= DESCRIPTION OF THE TASK =
Pictures do not belong in the copy; restate the records below word for word.
+ + + + +
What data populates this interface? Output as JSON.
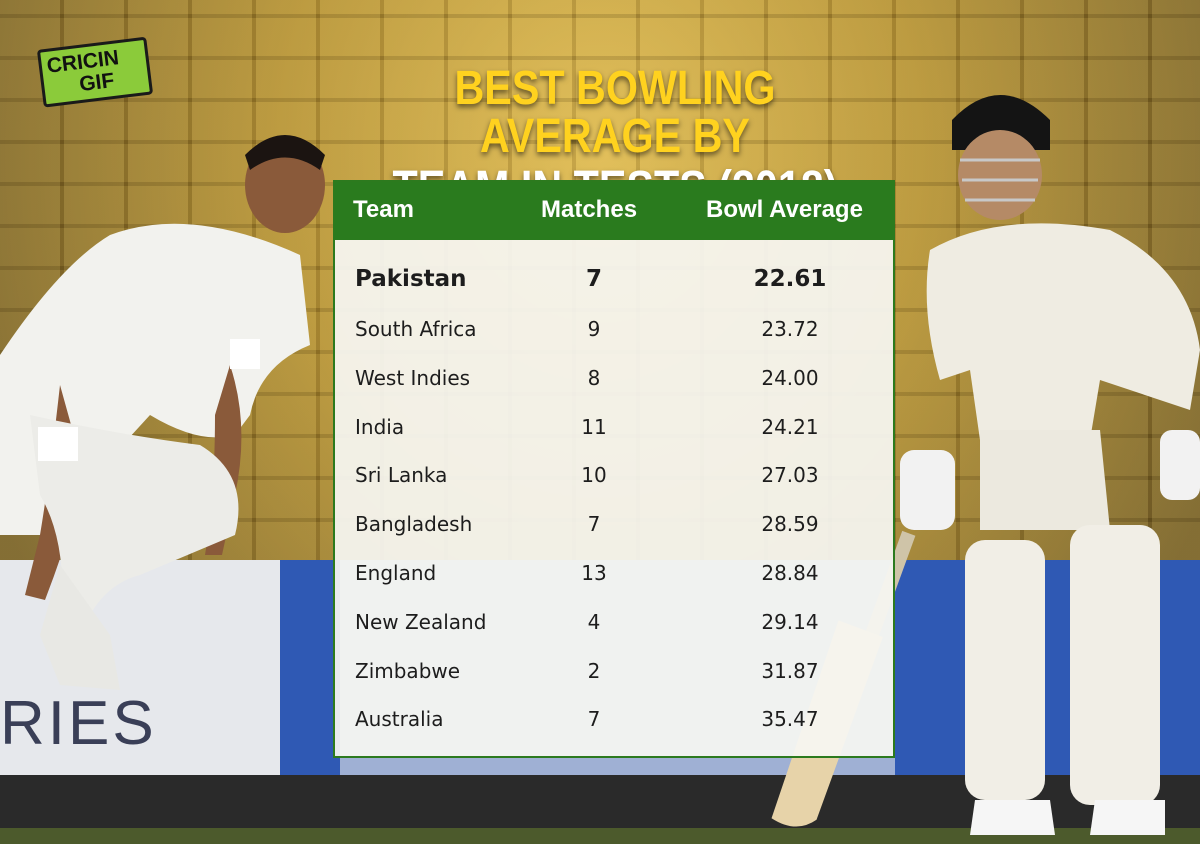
{
  "brand": {
    "line1": "CRICIN",
    "line2": "GIF"
  },
  "title": {
    "line1": "BEST BOWLING AVERAGE BY",
    "line2": "TEAM IN TESTS (2018)"
  },
  "background": {
    "board_text": "RIES"
  },
  "table": {
    "headers": {
      "team": "Team",
      "matches": "Matches",
      "average": "Bowl Average"
    },
    "rows": [
      {
        "team": "Pakistan",
        "matches": "7",
        "average": "22.61"
      },
      {
        "team": "South Africa",
        "matches": "9",
        "average": "23.72"
      },
      {
        "team": "West Indies",
        "matches": "8",
        "average": "24.00"
      },
      {
        "team": "India",
        "matches": "11",
        "average": "24.21"
      },
      {
        "team": "Sri Lanka",
        "matches": "10",
        "average": "27.03"
      },
      {
        "team": "Bangladesh",
        "matches": "7",
        "average": "28.59"
      },
      {
        "team": "England",
        "matches": "13",
        "average": "28.84"
      },
      {
        "team": "New Zealand",
        "matches": "4",
        "average": "29.14"
      },
      {
        "team": "Zimbabwe",
        "matches": "2",
        "average": "31.87"
      },
      {
        "team": "Australia",
        "matches": "7",
        "average": "35.47"
      }
    ]
  },
  "chart_data": {
    "type": "table",
    "title": "BEST BOWLING AVERAGE BY TEAM IN TESTS (2018)",
    "columns": [
      "Team",
      "Matches",
      "Bowl Average"
    ],
    "categories": [
      "Pakistan",
      "South Africa",
      "West Indies",
      "India",
      "Sri Lanka",
      "Bangladesh",
      "England",
      "New Zealand",
      "Zimbabwe",
      "Australia"
    ],
    "series": [
      {
        "name": "Matches",
        "values": [
          7,
          9,
          8,
          11,
          10,
          7,
          13,
          4,
          2,
          7
        ]
      },
      {
        "name": "Bowl Average",
        "values": [
          22.61,
          23.72,
          24.0,
          24.21,
          27.03,
          28.59,
          28.84,
          29.14,
          31.87,
          35.47
        ]
      }
    ]
  },
  "colors": {
    "header_green": "#2a7b1e",
    "title_yellow": "#ffd21f",
    "title_white": "#ffffff",
    "logo_green": "#8bcb3a"
  }
}
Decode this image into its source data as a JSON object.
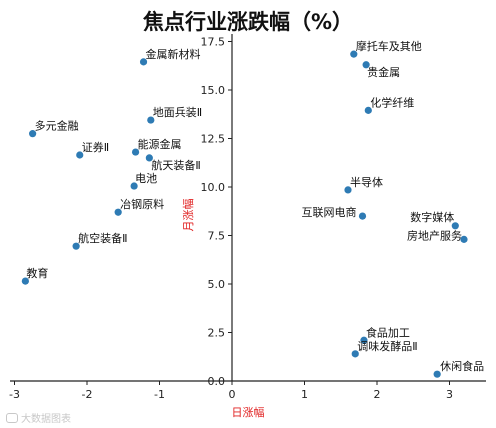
{
  "chart_data": {
    "type": "scatter",
    "title": "焦点行业涨跌幅（%）",
    "xlabel": "日涨幅",
    "ylabel": "月涨幅",
    "xlim": [
      -3.15,
      3.5
    ],
    "ylim": [
      -0.05,
      17.6
    ],
    "xticks": [
      -3,
      -2,
      -1,
      0,
      1,
      2,
      3
    ],
    "yticks": [
      0.0,
      2.5,
      5.0,
      7.5,
      10.0,
      12.5,
      15.0,
      17.5
    ],
    "grid": false,
    "colors": {
      "point": "#2e7bb4",
      "axis": "#222222",
      "axis_label": "#e02020"
    },
    "points": [
      {
        "label": "金属新材料",
        "x": -1.22,
        "y": 16.45
      },
      {
        "label": "摩托车及其他",
        "x": 1.68,
        "y": 16.85
      },
      {
        "label": "贵金属",
        "x": 1.85,
        "y": 16.3
      },
      {
        "label": "化学纤维",
        "x": 1.88,
        "y": 13.95
      },
      {
        "label": "地面兵装Ⅱ",
        "x": -1.12,
        "y": 13.45
      },
      {
        "label": "多元金融",
        "x": -2.75,
        "y": 12.75
      },
      {
        "label": "能源金属",
        "x": -1.33,
        "y": 11.8
      },
      {
        "label": "证券Ⅱ",
        "x": -2.1,
        "y": 11.65
      },
      {
        "label": "航天装备Ⅱ",
        "x": -1.14,
        "y": 11.5
      },
      {
        "label": "电池",
        "x": -1.35,
        "y": 10.05
      },
      {
        "label": "半导体",
        "x": 1.6,
        "y": 9.85
      },
      {
        "label": "冶钢原料",
        "x": -1.57,
        "y": 8.7
      },
      {
        "label": "互联网电商",
        "x": 1.8,
        "y": 8.5
      },
      {
        "label": "数字媒体",
        "x": 3.08,
        "y": 8.0
      },
      {
        "label": "房地产服务",
        "x": 3.2,
        "y": 7.3
      },
      {
        "label": "航空装备Ⅱ",
        "x": -2.15,
        "y": 6.95
      },
      {
        "label": "教育",
        "x": -2.85,
        "y": 5.15
      },
      {
        "label": "食品加工",
        "x": 1.82,
        "y": 2.1
      },
      {
        "label": "调味发酵品Ⅱ",
        "x": 1.7,
        "y": 1.4
      },
      {
        "label": "休闲食品",
        "x": 2.83,
        "y": 0.35
      }
    ]
  },
  "watermark": {
    "text": "大数据图表"
  }
}
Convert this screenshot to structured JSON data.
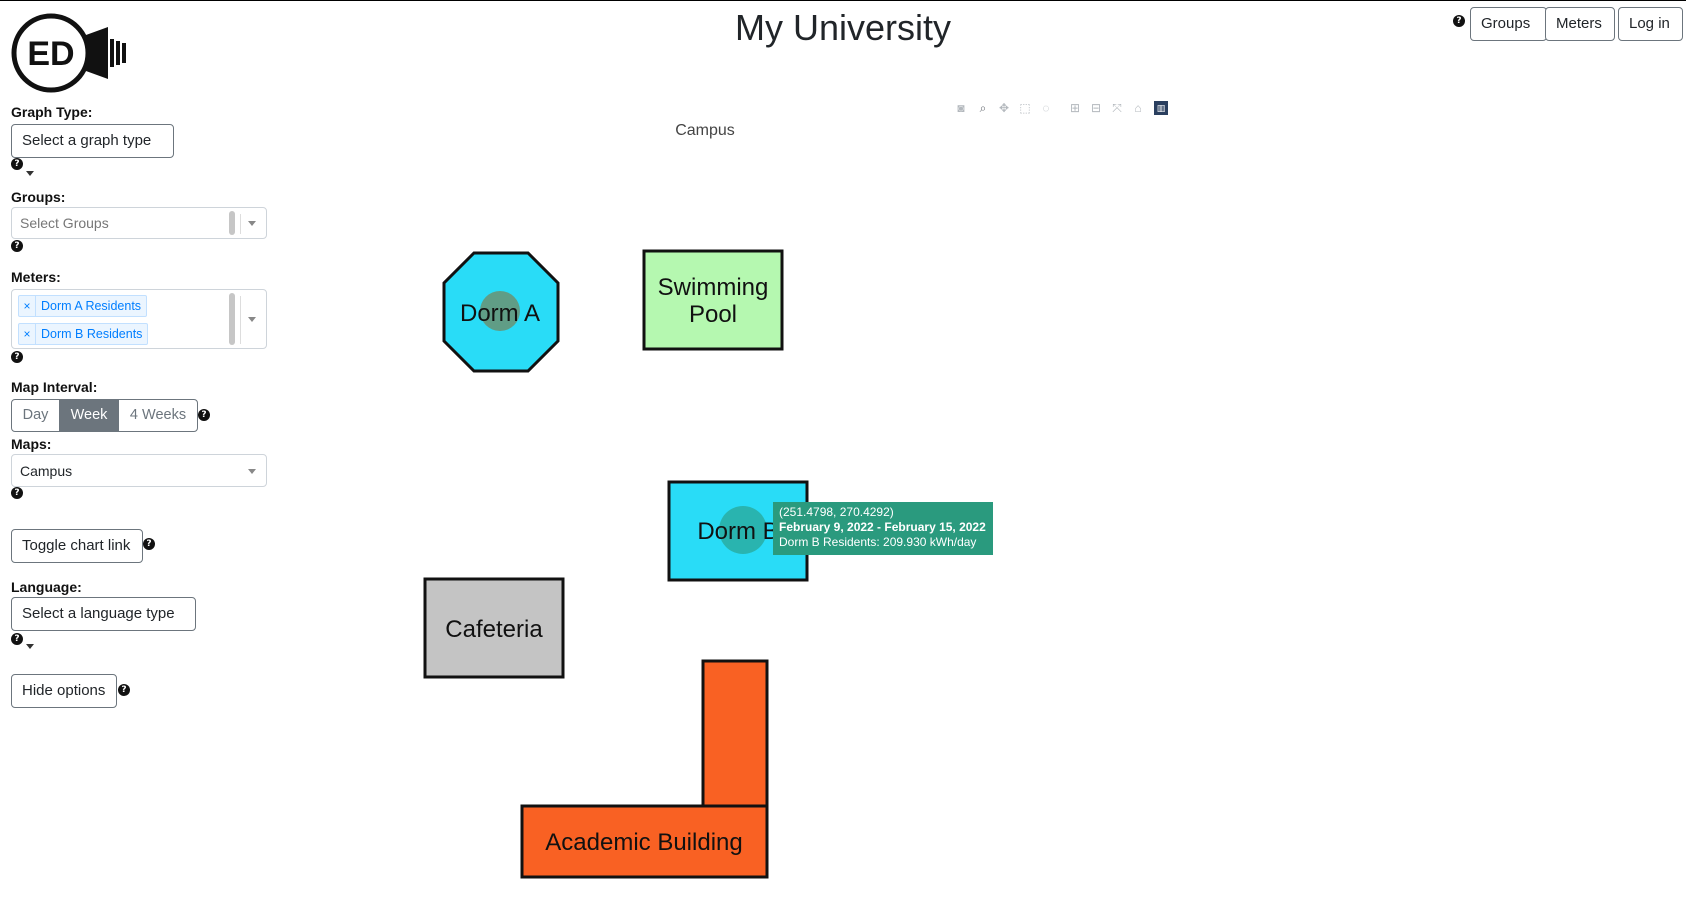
{
  "header": {
    "title": "My University",
    "logo_text": "ED",
    "nav": [
      "Groups",
      "Meters",
      "Log in"
    ]
  },
  "sidebar": {
    "graph_type": {
      "label": "Graph Type:",
      "button": "Select a graph type"
    },
    "groups": {
      "label": "Groups:",
      "placeholder": "Select Groups"
    },
    "meters": {
      "label": "Meters:",
      "selected": [
        "Dorm A Residents",
        "Dorm B Residents"
      ]
    },
    "map_interval": {
      "label": "Map Interval:",
      "options": [
        "Day",
        "Week",
        "4 Weeks"
      ],
      "selected": "Week"
    },
    "maps": {
      "label": "Maps:",
      "value": "Campus"
    },
    "toggle_chart_link": "Toggle chart link",
    "language": {
      "label": "Language:",
      "button": "Select a language type"
    },
    "hide_options": "Hide options"
  },
  "plot": {
    "title": "Campus",
    "modebar": [
      "camera-icon",
      "zoom-icon",
      "pan-icon",
      "box-select-icon",
      "lasso-icon",
      "zoom-in-icon",
      "zoom-out-icon",
      "autoscale-icon",
      "reset-axes-icon",
      "plotly-logo-icon"
    ],
    "buildings": [
      {
        "label": "Dorm A",
        "color": "#29dcf7"
      },
      {
        "label": "Swimming Pool",
        "color": "#b5f8b0"
      },
      {
        "label": "Dorm B",
        "color": "#29dcf7"
      },
      {
        "label": "Cafeteria",
        "color": "#c4c4c4"
      },
      {
        "label": "Academic Building",
        "color": "#f96123"
      }
    ],
    "tooltip": {
      "coords": "(251.4798, 270.4292)",
      "dates": "February 9, 2022 - February 15, 2022",
      "value": "Dorm B Residents: 209.930 kWh/day",
      "color": "#2a9a7e"
    }
  }
}
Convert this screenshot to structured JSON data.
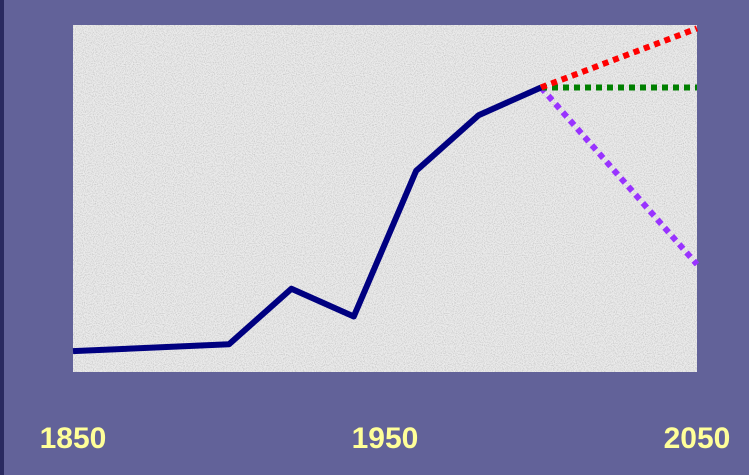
{
  "chart_data": {
    "type": "line",
    "xlim": [
      1850,
      2050
    ],
    "xticks": [
      1850,
      1950,
      2050
    ],
    "ylim": [
      0,
      100
    ],
    "series": [
      {
        "color": "#000080",
        "dashed": false,
        "x": [
          1850,
          1900,
          1920,
          1940,
          1960,
          1980,
          2000
        ],
        "values": [
          6,
          8,
          24,
          16,
          58,
          74,
          82
        ]
      },
      {
        "color": "#ff0000",
        "dashed": true,
        "x": [
          2000,
          2050
        ],
        "values": [
          82,
          99
        ]
      },
      {
        "color": "#008000",
        "dashed": true,
        "x": [
          2000,
          2050
        ],
        "values": [
          82,
          82
        ]
      },
      {
        "color": "#9933ff",
        "dashed": true,
        "x": [
          2000,
          2050
        ],
        "values": [
          82,
          31
        ]
      }
    ]
  }
}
+ + + + +
= SOLUTION TO THIS PROBLEM =
What data populates this interface? Output as JSON.
{
  "brand": {
    "line1": "CRICIN",
    "line2": "GIF"
  },
  "title": {
    "line1": "BEST BOWLING AVERAGE BY",
    "line2": "TEAM IN TESTS (2018)"
  },
  "background": {
    "board_text": "RIES"
  },
  "table": {
    "headers": {
      "team": "Team",
      "matches": "Matches",
      "average": "Bowl Average"
    },
    "rows": [
      {
        "team": "Pakistan",
        "matches": "7",
        "average": "22.61"
      },
      {
        "team": "South Africa",
        "matches": "9",
        "average": "23.72"
      },
      {
        "team": "West Indies",
        "matches": "8",
        "average": "24.00"
      },
      {
        "team": "India",
        "matches": "11",
        "average": "24.21"
      },
      {
        "team": "Sri Lanka",
        "matches": "10",
        "average": "27.03"
      },
      {
        "team": "Bangladesh",
        "matches": "7",
        "average": "28.59"
      },
      {
        "team": "England",
        "matches": "13",
        "average": "28.84"
      },
      {
        "team": "New Zealand",
        "matches": "4",
        "average": "29.14"
      },
      {
        "team": "Zimbabwe",
        "matches": "2",
        "average": "31.87"
      },
      {
        "team": "Australia",
        "matches": "7",
        "average": "35.47"
      }
    ]
  },
  "chart_data": {
    "type": "table",
    "title": "BEST BOWLING AVERAGE BY TEAM IN TESTS (2018)",
    "columns": [
      "Team",
      "Matches",
      "Bowl Average"
    ],
    "categories": [
      "Pakistan",
      "South Africa",
      "West Indies",
      "India",
      "Sri Lanka",
      "Bangladesh",
      "England",
      "New Zealand",
      "Zimbabwe",
      "Australia"
    ],
    "series": [
      {
        "name": "Matches",
        "values": [
          7,
          9,
          8,
          11,
          10,
          7,
          13,
          4,
          2,
          7
        ]
      },
      {
        "name": "Bowl Average",
        "values": [
          22.61,
          23.72,
          24.0,
          24.21,
          27.03,
          28.59,
          28.84,
          29.14,
          31.87,
          35.47
        ]
      }
    ]
  },
  "colors": {
    "header_green": "#2a7b1e",
    "title_yellow": "#ffd21f",
    "title_white": "#ffffff",
    "logo_green": "#8bcb3a"
  }
}
Decode this image into its source data as a JSON object.
{
  "chart_data": {
    "type": "scatter",
    "title": "焦点行业涨跌幅（%）",
    "xlabel": "日涨幅",
    "ylabel": "月涨幅",
    "xlim": [
      -3.15,
      3.5
    ],
    "ylim": [
      -0.05,
      17.6
    ],
    "xticks": [
      -3,
      -2,
      -1,
      0,
      1,
      2,
      3
    ],
    "yticks": [
      0.0,
      2.5,
      5.0,
      7.5,
      10.0,
      12.5,
      15.0,
      17.5
    ],
    "grid": false,
    "colors": {
      "point": "#2e7bb4",
      "axis": "#222222",
      "axis_label": "#e02020"
    },
    "points": [
      {
        "label": "金属新材料",
        "x": -1.22,
        "y": 16.45
      },
      {
        "label": "摩托车及其他",
        "x": 1.68,
        "y": 16.85
      },
      {
        "label": "贵金属",
        "x": 1.85,
        "y": 16.3
      },
      {
        "label": "化学纤维",
        "x": 1.88,
        "y": 13.95
      },
      {
        "label": "地面兵装Ⅱ",
        "x": -1.12,
        "y": 13.45
      },
      {
        "label": "多元金融",
        "x": -2.75,
        "y": 12.75
      },
      {
        "label": "能源金属",
        "x": -1.33,
        "y": 11.8
      },
      {
        "label": "证券Ⅱ",
        "x": -2.1,
        "y": 11.65
      },
      {
        "label": "航天装备Ⅱ",
        "x": -1.14,
        "y": 11.5
      },
      {
        "label": "电池",
        "x": -1.35,
        "y": 10.05
      },
      {
        "label": "半导体",
        "x": 1.6,
        "y": 9.85
      },
      {
        "label": "冶钢原料",
        "x": -1.57,
        "y": 8.7
      },
      {
        "label": "互联网电商",
        "x": 1.8,
        "y": 8.5
      },
      {
        "label": "数字媒体",
        "x": 3.08,
        "y": 8.0
      },
      {
        "label": "房地产服务",
        "x": 3.2,
        "y": 7.3
      },
      {
        "label": "航空装备Ⅱ",
        "x": -2.15,
        "y": 6.95
      },
      {
        "label": "教育",
        "x": -2.85,
        "y": 5.15
      },
      {
        "label": "食品加工",
        "x": 1.82,
        "y": 2.1
      },
      {
        "label": "调味发酵品Ⅱ",
        "x": 1.7,
        "y": 1.4
      },
      {
        "label": "休闲食品",
        "x": 2.83,
        "y": 0.35
      }
    ]
  },
  "watermark": {
    "text": "大数据图表"
  }
}
Convert this screenshot to structured JSON data.
{
  "header": {
    "title": "My University",
    "logo_text": "ED",
    "nav": [
      "Groups",
      "Meters",
      "Log in"
    ]
  },
  "sidebar": {
    "graph_type": {
      "label": "Graph Type:",
      "button": "Select a graph type"
    },
    "groups": {
      "label": "Groups:",
      "placeholder": "Select Groups"
    },
    "meters": {
      "label": "Meters:",
      "selected": [
        "Dorm A Residents",
        "Dorm B Residents"
      ]
    },
    "map_interval": {
      "label": "Map Interval:",
      "options": [
        "Day",
        "Week",
        "4 Weeks"
      ],
      "selected": "Week"
    },
    "maps": {
      "label": "Maps:",
      "value": "Campus"
    },
    "toggle_chart_link": "Toggle chart link",
    "language": {
      "label": "Language:",
      "button": "Select a language type"
    },
    "hide_options": "Hide options"
  },
  "plot": {
    "title": "Campus",
    "modebar": [
      "camera-icon",
      "zoom-icon",
      "pan-icon",
      "box-select-icon",
      "lasso-icon",
      "zoom-in-icon",
      "zoom-out-icon",
      "autoscale-icon",
      "reset-axes-icon",
      "plotly-logo-icon"
    ],
    "buildings": [
      {
        "label": "Dorm A",
        "color": "#29dcf7"
      },
      {
        "label": "Swimming Pool",
        "color": "#b5f8b0"
      },
      {
        "label": "Dorm B",
        "color": "#29dcf7"
      },
      {
        "label": "Cafeteria",
        "color": "#c4c4c4"
      },
      {
        "label": "Academic Building",
        "color": "#f96123"
      }
    ],
    "tooltip": {
      "coords": "(251.4798, 270.4292)",
      "dates": "February 9, 2022 - February 15, 2022",
      "value": "Dorm B Residents: 209.930 kWh/day",
      "color": "#2a9a7e"
    }
  }
}
Convert this screenshot to structured JSON data.
{
  "chart_data": {
    "type": "line",
    "xlim": [
      1850,
      2050
    ],
    "xticks": [
      1850,
      1950,
      2050
    ],
    "ylim": [
      0,
      100
    ],
    "series": [
      {
        "color": "#000080",
        "dashed": false,
        "x": [
          1850,
          1900,
          1920,
          1940,
          1960,
          1980,
          2000
        ],
        "values": [
          6,
          8,
          24,
          16,
          58,
          74,
          82
        ]
      },
      {
        "color": "#ff0000",
        "dashed": true,
        "x": [
          2000,
          2050
        ],
        "values": [
          82,
          99
        ]
      },
      {
        "color": "#008000",
        "dashed": true,
        "x": [
          2000,
          2050
        ],
        "values": [
          82,
          82
        ]
      },
      {
        "color": "#9933ff",
        "dashed": true,
        "x": [
          2000,
          2050
        ],
        "values": [
          82,
          31
        ]
      }
    ]
  }
}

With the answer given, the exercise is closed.